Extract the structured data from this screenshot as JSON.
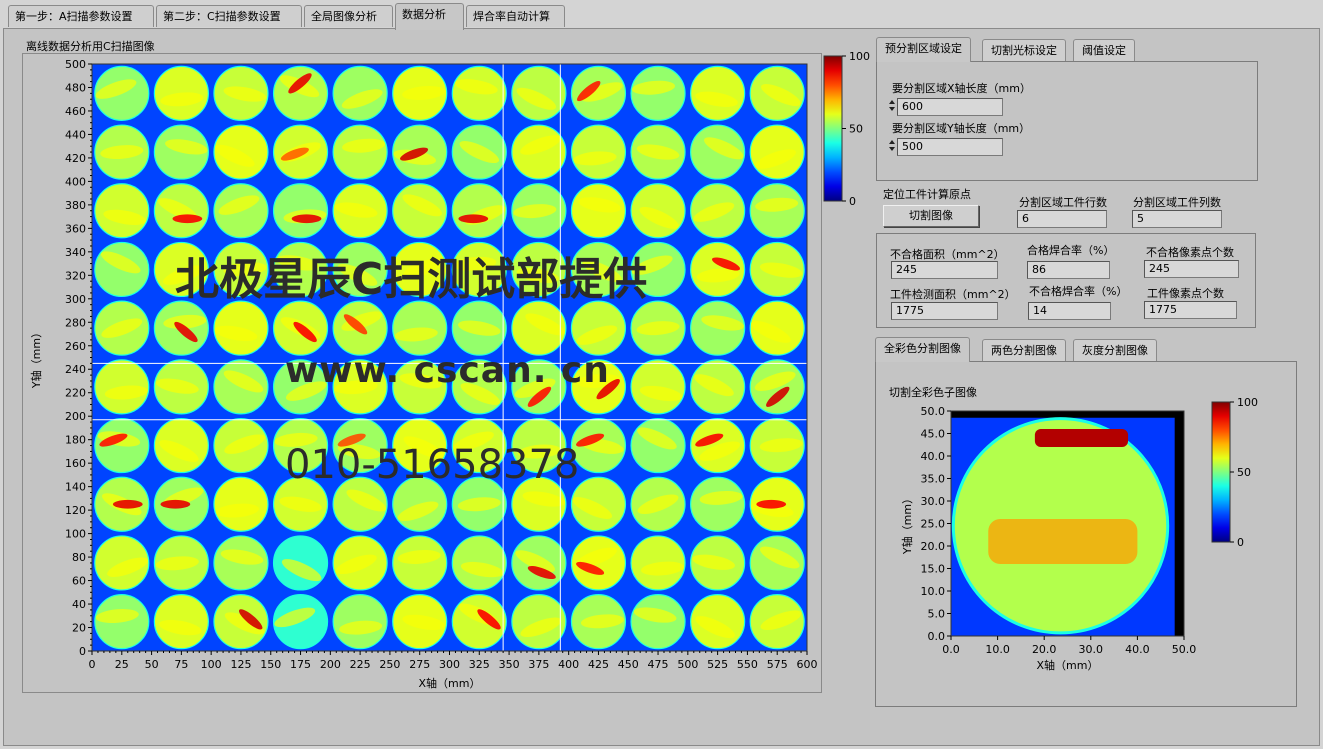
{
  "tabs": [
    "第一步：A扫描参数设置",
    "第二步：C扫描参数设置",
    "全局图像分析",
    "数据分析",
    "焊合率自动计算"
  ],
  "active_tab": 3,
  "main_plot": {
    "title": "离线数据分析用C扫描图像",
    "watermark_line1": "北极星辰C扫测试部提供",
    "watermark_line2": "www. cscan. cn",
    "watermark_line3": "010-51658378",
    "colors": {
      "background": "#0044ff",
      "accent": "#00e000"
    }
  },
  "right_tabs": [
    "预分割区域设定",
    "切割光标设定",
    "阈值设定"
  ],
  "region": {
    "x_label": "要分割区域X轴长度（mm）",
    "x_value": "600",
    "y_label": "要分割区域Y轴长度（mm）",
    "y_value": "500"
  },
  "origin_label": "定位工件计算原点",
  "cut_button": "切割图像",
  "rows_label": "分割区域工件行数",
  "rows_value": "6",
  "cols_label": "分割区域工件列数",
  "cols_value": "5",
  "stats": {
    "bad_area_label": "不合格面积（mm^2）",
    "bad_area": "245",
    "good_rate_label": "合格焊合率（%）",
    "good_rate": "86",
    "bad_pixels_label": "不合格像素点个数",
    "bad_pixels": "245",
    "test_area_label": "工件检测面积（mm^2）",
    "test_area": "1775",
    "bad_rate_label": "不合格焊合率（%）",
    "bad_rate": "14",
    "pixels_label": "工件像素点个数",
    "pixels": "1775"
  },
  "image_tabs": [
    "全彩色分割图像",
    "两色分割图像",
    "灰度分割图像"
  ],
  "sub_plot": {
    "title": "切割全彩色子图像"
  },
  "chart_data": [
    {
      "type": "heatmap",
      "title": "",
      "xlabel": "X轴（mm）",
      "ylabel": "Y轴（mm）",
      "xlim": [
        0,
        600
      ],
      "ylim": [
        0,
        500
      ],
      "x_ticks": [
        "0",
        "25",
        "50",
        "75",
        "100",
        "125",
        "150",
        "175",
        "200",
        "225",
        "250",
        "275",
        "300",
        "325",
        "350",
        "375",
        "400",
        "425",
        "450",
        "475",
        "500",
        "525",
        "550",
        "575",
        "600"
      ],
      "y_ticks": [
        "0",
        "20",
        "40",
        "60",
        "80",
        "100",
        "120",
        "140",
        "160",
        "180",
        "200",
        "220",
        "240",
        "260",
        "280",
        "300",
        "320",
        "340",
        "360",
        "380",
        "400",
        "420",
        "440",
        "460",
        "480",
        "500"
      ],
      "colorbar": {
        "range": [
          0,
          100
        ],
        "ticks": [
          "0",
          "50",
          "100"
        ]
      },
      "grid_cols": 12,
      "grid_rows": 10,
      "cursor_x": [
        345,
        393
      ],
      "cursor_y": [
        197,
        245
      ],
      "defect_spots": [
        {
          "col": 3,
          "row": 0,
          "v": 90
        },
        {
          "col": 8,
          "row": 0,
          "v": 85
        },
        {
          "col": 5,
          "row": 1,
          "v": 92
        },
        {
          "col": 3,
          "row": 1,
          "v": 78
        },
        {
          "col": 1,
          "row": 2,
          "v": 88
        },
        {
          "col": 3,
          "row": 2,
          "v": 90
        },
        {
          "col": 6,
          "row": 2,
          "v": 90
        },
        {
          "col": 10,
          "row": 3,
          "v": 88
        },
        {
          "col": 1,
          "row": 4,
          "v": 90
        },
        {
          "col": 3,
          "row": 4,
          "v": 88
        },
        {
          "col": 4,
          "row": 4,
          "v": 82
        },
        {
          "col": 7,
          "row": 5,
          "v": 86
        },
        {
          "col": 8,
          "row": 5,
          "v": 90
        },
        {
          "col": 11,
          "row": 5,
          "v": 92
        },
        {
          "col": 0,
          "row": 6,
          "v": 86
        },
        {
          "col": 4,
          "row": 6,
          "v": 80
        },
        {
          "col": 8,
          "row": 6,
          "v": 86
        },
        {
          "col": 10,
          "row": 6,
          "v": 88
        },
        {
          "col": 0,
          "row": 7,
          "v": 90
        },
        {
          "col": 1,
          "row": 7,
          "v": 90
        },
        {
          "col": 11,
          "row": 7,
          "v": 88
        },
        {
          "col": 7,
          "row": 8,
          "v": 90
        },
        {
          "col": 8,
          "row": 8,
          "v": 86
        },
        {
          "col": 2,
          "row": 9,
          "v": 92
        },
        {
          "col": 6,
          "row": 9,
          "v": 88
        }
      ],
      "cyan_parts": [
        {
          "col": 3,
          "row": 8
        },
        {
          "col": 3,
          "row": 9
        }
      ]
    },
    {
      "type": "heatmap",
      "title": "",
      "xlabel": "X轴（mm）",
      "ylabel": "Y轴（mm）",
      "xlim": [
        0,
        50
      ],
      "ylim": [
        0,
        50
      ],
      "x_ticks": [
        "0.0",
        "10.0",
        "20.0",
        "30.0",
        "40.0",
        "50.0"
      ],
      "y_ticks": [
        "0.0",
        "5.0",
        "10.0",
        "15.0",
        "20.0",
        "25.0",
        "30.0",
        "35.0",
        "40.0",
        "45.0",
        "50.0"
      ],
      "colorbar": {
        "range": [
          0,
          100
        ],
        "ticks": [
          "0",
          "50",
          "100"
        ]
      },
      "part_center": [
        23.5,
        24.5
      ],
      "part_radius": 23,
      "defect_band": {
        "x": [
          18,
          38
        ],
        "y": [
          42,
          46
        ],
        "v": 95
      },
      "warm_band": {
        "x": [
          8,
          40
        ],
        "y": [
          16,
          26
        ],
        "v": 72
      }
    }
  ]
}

+ + + + + + +

OBJECTIVE>
From the data above, write out everything exactly except the pictures.

TASK OUTPUT>
Extract the structured data from this screenshot as JSON.
{
  "tabs": [
    "第一步：A扫描参数设置",
    "第二步：C扫描参数设置",
    "全局图像分析",
    "数据分析",
    "焊合率自动计算"
  ],
  "active_tab": 3,
  "main_plot": {
    "title": "离线数据分析用C扫描图像",
    "watermark_line1": "北极星辰C扫测试部提供",
    "watermark_line2": "www. cscan. cn",
    "watermark_line3": "010-51658378",
    "colors": {
      "background": "#0044ff",
      "accent": "#00e000"
    }
  },
  "right_tabs": [
    "预分割区域设定",
    "切割光标设定",
    "阈值设定"
  ],
  "region": {
    "x_label": "要分割区域X轴长度（mm）",
    "x_value": "600",
    "y_label": "要分割区域Y轴长度（mm）",
    "y_value": "500"
  },
  "origin_label": "定位工件计算原点",
  "cut_button": "切割图像",
  "rows_label": "分割区域工件行数",
  "rows_value": "6",
  "cols_label": "分割区域工件列数",
  "cols_value": "5",
  "stats": {
    "bad_area_label": "不合格面积（mm^2）",
    "bad_area": "245",
    "good_rate_label": "合格焊合率（%）",
    "good_rate": "86",
    "bad_pixels_label": "不合格像素点个数",
    "bad_pixels": "245",
    "test_area_label": "工件检测面积（mm^2）",
    "test_area": "1775",
    "bad_rate_label": "不合格焊合率（%）",
    "bad_rate": "14",
    "pixels_label": "工件像素点个数",
    "pixels": "1775"
  },
  "image_tabs": [
    "全彩色分割图像",
    "两色分割图像",
    "灰度分割图像"
  ],
  "sub_plot": {
    "title": "切割全彩色子图像"
  },
  "chart_data": [
    {
      "type": "heatmap",
      "title": "",
      "xlabel": "X轴（mm）",
      "ylabel": "Y轴（mm）",
      "xlim": [
        0,
        600
      ],
      "ylim": [
        0,
        500
      ],
      "x_ticks": [
        "0",
        "25",
        "50",
        "75",
        "100",
        "125",
        "150",
        "175",
        "200",
        "225",
        "250",
        "275",
        "300",
        "325",
        "350",
        "375",
        "400",
        "425",
        "450",
        "475",
        "500",
        "525",
        "550",
        "575",
        "600"
      ],
      "y_ticks": [
        "0",
        "20",
        "40",
        "60",
        "80",
        "100",
        "120",
        "140",
        "160",
        "180",
        "200",
        "220",
        "240",
        "260",
        "280",
        "300",
        "320",
        "340",
        "360",
        "380",
        "400",
        "420",
        "440",
        "460",
        "480",
        "500"
      ],
      "colorbar": {
        "range": [
          0,
          100
        ],
        "ticks": [
          "0",
          "50",
          "100"
        ]
      },
      "grid_cols": 12,
      "grid_rows": 10,
      "cursor_x": [
        345,
        393
      ],
      "cursor_y": [
        197,
        245
      ],
      "defect_spots": [
        {
          "col": 3,
          "row": 0,
          "v": 90
        },
        {
          "col": 8,
          "row": 0,
          "v": 85
        },
        {
          "col": 5,
          "row": 1,
          "v": 92
        },
        {
          "col": 3,
          "row": 1,
          "v": 78
        },
        {
          "col": 1,
          "row": 2,
          "v": 88
        },
        {
          "col": 3,
          "row": 2,
          "v": 90
        },
        {
          "col": 6,
          "row": 2,
          "v": 90
        },
        {
          "col": 10,
          "row": 3,
          "v": 88
        },
        {
          "col": 1,
          "row": 4,
          "v": 90
        },
        {
          "col": 3,
          "row": 4,
          "v": 88
        },
        {
          "col": 4,
          "row": 4,
          "v": 82
        },
        {
          "col": 7,
          "row": 5,
          "v": 86
        },
        {
          "col": 8,
          "row": 5,
          "v": 90
        },
        {
          "col": 11,
          "row": 5,
          "v": 92
        },
        {
          "col": 0,
          "row": 6,
          "v": 86
        },
        {
          "col": 4,
          "row": 6,
          "v": 80
        },
        {
          "col": 8,
          "row": 6,
          "v": 86
        },
        {
          "col": 10,
          "row": 6,
          "v": 88
        },
        {
          "col": 0,
          "row": 7,
          "v": 90
        },
        {
          "col": 1,
          "row": 7,
          "v": 90
        },
        {
          "col": 11,
          "row": 7,
          "v": 88
        },
        {
          "col": 7,
          "row": 8,
          "v": 90
        },
        {
          "col": 8,
          "row": 8,
          "v": 86
        },
        {
          "col": 2,
          "row": 9,
          "v": 92
        },
        {
          "col": 6,
          "row": 9,
          "v": 88
        }
      ],
      "cyan_parts": [
        {
          "col": 3,
          "row": 8
        },
        {
          "col": 3,
          "row": 9
        }
      ]
    },
    {
      "type": "heatmap",
      "title": "",
      "xlabel": "X轴（mm）",
      "ylabel": "Y轴（mm）",
      "xlim": [
        0,
        50
      ],
      "ylim": [
        0,
        50
      ],
      "x_ticks": [
        "0.0",
        "10.0",
        "20.0",
        "30.0",
        "40.0",
        "50.0"
      ],
      "y_ticks": [
        "0.0",
        "5.0",
        "10.0",
        "15.0",
        "20.0",
        "25.0",
        "30.0",
        "35.0",
        "40.0",
        "45.0",
        "50.0"
      ],
      "colorbar": {
        "range": [
          0,
          100
        ],
        "ticks": [
          "0",
          "50",
          "100"
        ]
      },
      "part_center": [
        23.5,
        24.5
      ],
      "part_radius": 23,
      "defect_band": {
        "x": [
          18,
          38
        ],
        "y": [
          42,
          46
        ],
        "v": 95
      },
      "warm_band": {
        "x": [
          8,
          40
        ],
        "y": [
          16,
          26
        ],
        "v": 72
      }
    }
  ]
}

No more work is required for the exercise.